● **Page extract**

-=-=-

• Hearts Touched With Fire: Horror and Hope in a Time of Genocide

    Jack Sheehan on Fighting Despair as the Slaughter in Gaza Continues

    Move him into the sun–
    Gently its touch awoke him once,
    At home, whispering of fields unseen.
    Always it woke him, even in France,
    Until this morning and this snow.
    If anything might rouse him now
    The kind old sun will know.
    Think how it wakes the seeds—
    Woke once the clays of a cold star.
    Are limbs, so dear-achieved, are sides
    Full-nerved, still warm, too hard to stir?
    Was it for this the clay grew tall?
    —O what made fatuous sunbeams toil
    To break earth’s sleep at all?

    Wilfred Owen, “Futility,” May 1918
    *

    It has never been worse than this. The last time I wrote of Palestine, in February 2024, the invasion of Rafah—Joe Biden’s supposed red line—had just begun. Since then, the IDF has obliterated the ancient city, along with most of the rest of Gaza. Tens of thousands of Palestinians have been confirmed killed—by Israeli bombs, bullets, and starvation—though the true number is, in all likelihood, far higher. The long-threatened famine is here. Hundreds have already died of starvation. More than a thousand people have been gunned down while queuing for food at Gaza Humanitarian Foundation “aid” sites. The West Bank, without even the pretext of a Hamas presence, is under a state of dual siege. The IDF executes a relentless campaign of urban destruction, kidnapping, and murder, while a juiced-up army of settlers spreads terror among the Palestinian population, vandalizing, looting, burning, and lynching, safe in the knowledge that the police, army and courts are on their side.

    In the last two decades the conviction rate for incidents of settler violence was a paltry 3%, according to Israeli human rights NGO Yesh Din. Since far right settler and Finance Minister Bezalel Smotrich took personal command of West Bank governance, the situation has become yet worse. Two years of relentless violence have stripped the artifice from the Israeli political system. Seemingly every day brings another pronouncement, each one gobsmacking in its genocidal intent, from a politician quoting Hitler as a model for what should be done, to Smotrich’s repeated demands for ethnic cleansing and settlement of Gaza. Now, in preparation for a ground invasion, Israel rains yet more American bombs on Gaza City—another round of mindless, brutal violence against a population that has endured it every day for almost two years.

-=-=-

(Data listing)
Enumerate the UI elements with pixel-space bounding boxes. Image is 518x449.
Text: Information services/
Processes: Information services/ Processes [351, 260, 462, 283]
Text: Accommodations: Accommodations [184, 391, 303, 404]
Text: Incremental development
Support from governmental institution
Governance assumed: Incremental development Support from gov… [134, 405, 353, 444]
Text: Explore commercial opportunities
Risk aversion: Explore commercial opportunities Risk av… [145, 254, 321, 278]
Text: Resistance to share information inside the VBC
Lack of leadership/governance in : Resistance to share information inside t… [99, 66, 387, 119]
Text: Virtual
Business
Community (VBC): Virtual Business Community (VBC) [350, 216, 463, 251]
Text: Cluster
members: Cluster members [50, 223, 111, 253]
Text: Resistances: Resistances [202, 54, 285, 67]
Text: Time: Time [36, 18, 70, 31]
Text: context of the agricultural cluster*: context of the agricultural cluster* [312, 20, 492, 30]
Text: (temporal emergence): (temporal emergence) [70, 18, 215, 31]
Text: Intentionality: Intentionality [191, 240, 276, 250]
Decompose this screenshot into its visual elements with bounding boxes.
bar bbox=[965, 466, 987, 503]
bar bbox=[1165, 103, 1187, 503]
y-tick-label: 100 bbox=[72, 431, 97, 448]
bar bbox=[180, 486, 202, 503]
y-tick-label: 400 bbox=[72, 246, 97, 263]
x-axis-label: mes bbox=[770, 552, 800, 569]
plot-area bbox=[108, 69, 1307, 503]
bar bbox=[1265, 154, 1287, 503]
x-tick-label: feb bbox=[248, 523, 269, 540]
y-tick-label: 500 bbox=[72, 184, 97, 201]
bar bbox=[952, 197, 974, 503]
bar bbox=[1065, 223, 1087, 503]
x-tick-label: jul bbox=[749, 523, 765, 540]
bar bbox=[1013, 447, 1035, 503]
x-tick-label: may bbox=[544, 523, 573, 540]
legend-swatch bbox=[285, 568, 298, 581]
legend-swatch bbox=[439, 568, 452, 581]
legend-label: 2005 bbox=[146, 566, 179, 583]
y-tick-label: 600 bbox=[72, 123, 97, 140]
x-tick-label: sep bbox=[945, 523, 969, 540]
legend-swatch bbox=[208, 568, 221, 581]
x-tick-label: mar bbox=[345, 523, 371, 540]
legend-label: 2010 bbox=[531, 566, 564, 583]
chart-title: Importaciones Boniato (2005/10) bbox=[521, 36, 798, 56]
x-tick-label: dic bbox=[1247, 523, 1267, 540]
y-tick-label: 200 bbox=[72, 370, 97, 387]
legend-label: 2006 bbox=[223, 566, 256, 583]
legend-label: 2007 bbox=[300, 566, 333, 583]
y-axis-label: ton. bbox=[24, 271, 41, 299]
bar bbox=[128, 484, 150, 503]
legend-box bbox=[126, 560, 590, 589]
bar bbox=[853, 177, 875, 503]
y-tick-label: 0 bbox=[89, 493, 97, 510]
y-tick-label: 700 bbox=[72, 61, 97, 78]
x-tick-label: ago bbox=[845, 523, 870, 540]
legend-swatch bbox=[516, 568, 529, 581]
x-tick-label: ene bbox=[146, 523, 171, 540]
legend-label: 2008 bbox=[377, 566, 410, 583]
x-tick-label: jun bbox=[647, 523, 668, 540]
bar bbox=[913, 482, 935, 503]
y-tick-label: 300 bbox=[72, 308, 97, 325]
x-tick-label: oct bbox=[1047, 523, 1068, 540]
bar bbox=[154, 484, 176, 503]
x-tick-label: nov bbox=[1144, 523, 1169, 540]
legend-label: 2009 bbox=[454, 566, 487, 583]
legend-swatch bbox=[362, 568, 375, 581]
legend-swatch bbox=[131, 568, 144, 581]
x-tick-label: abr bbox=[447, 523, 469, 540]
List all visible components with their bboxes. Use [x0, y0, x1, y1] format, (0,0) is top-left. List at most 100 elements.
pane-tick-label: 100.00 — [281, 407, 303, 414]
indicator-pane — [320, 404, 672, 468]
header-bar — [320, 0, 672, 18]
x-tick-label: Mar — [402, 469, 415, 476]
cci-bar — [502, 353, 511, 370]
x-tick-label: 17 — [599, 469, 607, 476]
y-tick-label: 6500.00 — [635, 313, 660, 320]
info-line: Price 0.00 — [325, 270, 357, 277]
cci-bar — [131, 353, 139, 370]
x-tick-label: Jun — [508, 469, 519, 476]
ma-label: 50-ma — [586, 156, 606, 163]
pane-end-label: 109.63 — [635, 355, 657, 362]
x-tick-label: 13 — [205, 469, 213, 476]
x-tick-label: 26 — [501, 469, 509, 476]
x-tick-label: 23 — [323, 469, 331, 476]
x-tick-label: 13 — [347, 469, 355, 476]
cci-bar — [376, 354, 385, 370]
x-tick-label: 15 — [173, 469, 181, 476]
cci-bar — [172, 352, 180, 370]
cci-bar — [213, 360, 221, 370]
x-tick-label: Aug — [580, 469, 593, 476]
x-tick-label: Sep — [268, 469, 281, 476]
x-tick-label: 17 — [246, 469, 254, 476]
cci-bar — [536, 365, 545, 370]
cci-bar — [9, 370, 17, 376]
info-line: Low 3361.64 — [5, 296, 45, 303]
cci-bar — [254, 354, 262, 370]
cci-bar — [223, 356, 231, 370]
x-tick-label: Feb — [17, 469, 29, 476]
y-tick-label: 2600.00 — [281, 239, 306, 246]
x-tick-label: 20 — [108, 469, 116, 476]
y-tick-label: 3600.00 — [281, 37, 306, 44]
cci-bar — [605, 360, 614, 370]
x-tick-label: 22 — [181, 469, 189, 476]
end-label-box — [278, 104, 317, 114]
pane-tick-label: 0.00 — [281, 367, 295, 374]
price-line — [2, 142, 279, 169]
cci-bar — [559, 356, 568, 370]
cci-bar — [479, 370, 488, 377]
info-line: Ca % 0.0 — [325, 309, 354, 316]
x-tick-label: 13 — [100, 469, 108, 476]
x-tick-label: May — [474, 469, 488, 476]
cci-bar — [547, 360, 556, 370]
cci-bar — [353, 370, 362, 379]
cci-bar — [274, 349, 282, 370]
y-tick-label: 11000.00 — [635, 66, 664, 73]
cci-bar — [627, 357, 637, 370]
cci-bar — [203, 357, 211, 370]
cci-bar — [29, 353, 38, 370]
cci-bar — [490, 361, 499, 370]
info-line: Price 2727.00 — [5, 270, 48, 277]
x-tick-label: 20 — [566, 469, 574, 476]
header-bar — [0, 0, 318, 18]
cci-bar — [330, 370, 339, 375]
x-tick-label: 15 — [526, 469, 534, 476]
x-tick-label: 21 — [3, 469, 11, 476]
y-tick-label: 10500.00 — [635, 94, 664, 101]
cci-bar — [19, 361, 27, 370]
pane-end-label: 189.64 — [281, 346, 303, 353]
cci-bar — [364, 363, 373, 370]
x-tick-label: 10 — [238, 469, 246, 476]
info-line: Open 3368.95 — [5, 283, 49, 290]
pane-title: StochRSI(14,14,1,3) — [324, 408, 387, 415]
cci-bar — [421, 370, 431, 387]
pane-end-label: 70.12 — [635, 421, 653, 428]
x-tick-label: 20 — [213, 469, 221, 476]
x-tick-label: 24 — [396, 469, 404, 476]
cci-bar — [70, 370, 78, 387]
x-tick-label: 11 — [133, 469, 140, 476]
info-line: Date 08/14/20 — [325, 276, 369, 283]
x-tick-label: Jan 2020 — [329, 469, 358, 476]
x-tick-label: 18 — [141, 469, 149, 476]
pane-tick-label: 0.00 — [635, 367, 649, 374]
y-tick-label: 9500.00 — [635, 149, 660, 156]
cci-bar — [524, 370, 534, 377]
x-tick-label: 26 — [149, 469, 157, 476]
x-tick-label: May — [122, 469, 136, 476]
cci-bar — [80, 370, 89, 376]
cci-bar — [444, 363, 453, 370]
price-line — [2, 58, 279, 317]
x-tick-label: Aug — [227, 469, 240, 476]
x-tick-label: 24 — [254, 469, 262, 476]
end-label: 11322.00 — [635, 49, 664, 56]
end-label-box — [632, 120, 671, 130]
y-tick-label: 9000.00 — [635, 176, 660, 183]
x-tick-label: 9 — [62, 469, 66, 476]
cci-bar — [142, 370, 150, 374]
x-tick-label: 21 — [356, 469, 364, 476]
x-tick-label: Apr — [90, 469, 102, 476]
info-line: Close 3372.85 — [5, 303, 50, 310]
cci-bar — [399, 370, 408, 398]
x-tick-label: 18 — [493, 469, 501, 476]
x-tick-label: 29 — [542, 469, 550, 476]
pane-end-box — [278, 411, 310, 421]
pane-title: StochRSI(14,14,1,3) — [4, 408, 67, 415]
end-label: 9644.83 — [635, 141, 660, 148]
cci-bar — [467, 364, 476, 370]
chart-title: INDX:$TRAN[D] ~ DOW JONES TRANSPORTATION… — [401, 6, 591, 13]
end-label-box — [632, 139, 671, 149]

-=-=-

● **Tasks**
A. Summarize the Gaza essay in two sentences.
B. According to the Gaza essay, what conviction rate for incidents of settler violence did Yesh Din report over the last two decades?
C. Resume the Gaza essay after its final sentence.

● **Task-by-task answers**
A. Opening with Wilfred Owen's poem "Futility," the essay states that the situation in Palestine has never been worse: since the Rafah invasion began, the IDF has obliterated most of Gaza, tens of thousands have been confirmed killed, and famine has arrived. It adds that the West Bank is under a dual siege by the IDF and settlers, whose violence rarely ends in conviction, while Israeli politicians openly voice genocidal intent and Israel bombs Gaza City ahead of a ground invasion.

B. A conviction rate of 3%.

C.
    Horror of this scale has the effect of deadening words, making stories of the most unimaginable violence land with a dull thud. We are used to it, even as new levels of depravity are uncovered on a weekly basis. I have seen every one of the most obscene images of violence of my life in the last two years. As teenagers we would stumble upon images like this very occasionally. Moments of surreal and genuine violence, usually culled from video nasties like Faces of Death, old VHS transfers of 35mm film further pixelated into short animated GIFs. Now, new high-fidelity snuff films are created daily, and we see them in our Instagram feeds next to pictures of holidays and ads for Volvos. Ash and fire and endless grey dusty death. Not that it’s anywhere near the most important thing to think about, but this daily bombardment of images of death is having a devastating psychological effect on everyone who experiences it.

    As a lifelong agnostic, I find more kinship among people of faith who oppose this war than fellow non-believers who stay silent.

    All of this has been said before, and yet it’s worth saying again. The deliberate policy of the Israeli government is to flood the world with so many crimes that it becomes impossible to hold on to any one image or report for any length of time. As Nemick says in the first series of Andor, it’s easier to hide behind forty atrocities than one single incident. (A couple of years ago, I might have been embarrassed to quote a Star Wars character; nowadays I find I don’t much care where I get my encouragement from. Why be embarrassed about anything else, when the whole world is party to an obscenity that shames us all?)

    The last two years have been clarifying, and not only in unpleasant ways. I feel an immense sense of kinship when I see some visible act of solidarity for Palestine, no matter how minor. At a check up this month, my doctor wore a keffiyeh pin, and I had a glimpse of what it might have been like to be an abolitionist in the early 19th century, seeing someone else wearing a badge that said, “Am I not a man and a brother?” The left is notoriously fond of factionalism and infighting and yet I feel absolutely no desire to rehash old battles now. What do I care if someone is a social democrat or a communist, an anarchist or a left liberal, if they are willing to stand with me on this, the moral crisis of our lifetimes? Friends I haven’t spoken to in years share the same horror, reach out for a quick word. I feel as if we are part of something greater than ourselves.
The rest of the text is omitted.